:: Challenges ::
A: In the Asian Cup editorial, which player scored a hat-trick in Japan's first-round win against Saudi Arabia?
B: Rewrite the Asian Cup editorial starting at "Captain Hasebe made" and ending at "in this country.", and swap "chins up" for "heads held high".

··· Excerpt ···

The Asian Cup, though it is the most prestigious soccer championship in the region, had never before attracted so much attention in Japan or elsewhere. The Asian Cup championship this time has provided Japanese supporters, and perhaps many other soccer fans in other areas as well, with the good opportunity to perceive the outpouring fighting spirits put on by the Japanese squad and to become well aware of the growing tenacity demonstrated by its players.
After last summer's World Cup held in South Africa, goalkeeper Eiji Kawashima left Japan to play in Belgium while fullback Yuto Nagatomo played in Italy; Atsuto Uchida and Shinji Kagawa, in Germany. During this year's championship play in Qatar, those players who had improved their skills and power through their activities in Europe added vitality to the Japanese quad.
Shortly after the Qatar Asian Cup final, Nagatomo signed up to play for Italy's reigning world club champions Inter Milan. He had outrun an Australian player and sent a beautiful cross on which substitute striker Tadanari Lee volleyed the winning shot into the goal net a few minutes into the latter-half of additional time during the final. Aggressive ace Shinji Okazaki, who achieved a hat-trick in Japan's first-round win against Saudi Arabia, also signed with the Stuttgart club in Germany.
Captain Makoto Hasebe and star player Keisuke Honda, who had played well and achieved good results for their European clubs, both contributed greatly to the stability of the national team by demonstrating maturity at a high performance level. The entire team had gone abroad with dreams of growing into world-class players instead of remaining content with a secure life as footballers stuck to their Japan League clubs.
In the past, it has often been the case that once the opposing team took the lead away from the Japanese national team, players lost their spirits and momentum to end up defeated. This time, such immaturity and fragility did not prevail. Team members demonstrated gutsy play throughout.
Captain Hasebe made great efforts to inspire the team by raising his voice and clapping his hands each time the lead was taken over by the opposing squad. In response, team members continued to play on strongly with their chins up and fought throughout the match tenaciously.
Nowadays in Japan, the number of ordinary students going abroad for studies in foreign countries has been declining year after year. The enthusiasm of those students about going out of Japan to acquire a wider perspective of the world or to broaden their horizon more dynamically has been on the wane. In other words, the inward-looking trend is getting stronger among young people in this country.
However, the adventurous and challenging spirit of members of this national team put them at the opposite end of the spectrum from the docility of ordinary young Japanese people. They were consumed with a burning aspiration to win a title just as soon as they left their club teams and got together as members of the national team.
The unconstrained attitude of the Japanese players strongly indicated that relations between them and veteran Italian coach Alberto Zaccheroni, who took over the helm of the Japanese national team last autumn, were going well.
Coach Zaccheroni is said to be a man of craftsmanlike temperament who persists in improving specific segments of his work. It seems that the criteria by which the Japanese Football Association selected him — reflecting on what had happened previously concerning the matter and recognizing his good personality — were correct.
All of his judgments made in choosing starting players, playing tactics and member replacements appeared flawless and reasonable. By his steady strategy and directions, he fared well in leading the team to score goals while averting perils. His players did not lose their way.
This team was full of fighting spirits. All of its members had in common an eagerness to jump into the hard environment of soccer in Europe and to square up competitively against talented players converging there from around the world. This is why they were able to demonstrate their strength and skills so well. They did not lose heart in difficult situations. Their strong aspirations to generate a fighting spirit that could not be broken became their precious asset.

··· Data ···

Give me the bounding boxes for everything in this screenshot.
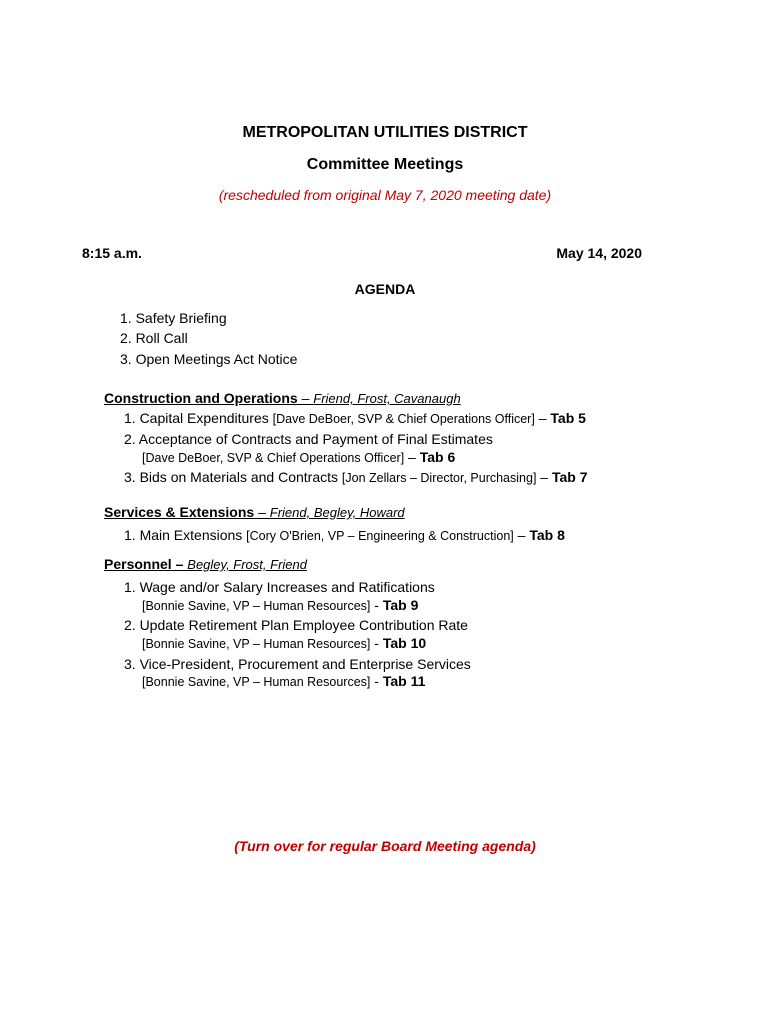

···

:: Results for each task ::
A: Shinji Okazaki

B:
Captain Hasebe made great efforts to inspire the team by raising his voice and clapping his hands each time the lead was taken over by the opposing squad. In response, team members continued to play on strongly with their heads held high and fought throughout the match tenaciously.
Nowadays in Japan, the number of ordinary students going abroad for studies in foreign countries has been declining year after year. The enthusiasm of those students about going out of Japan to acquire a wider perspective of the world or to broaden their horizon more dynamically has been on the wane. In other words, the inward-looking trend is getting stronger among young people in this country.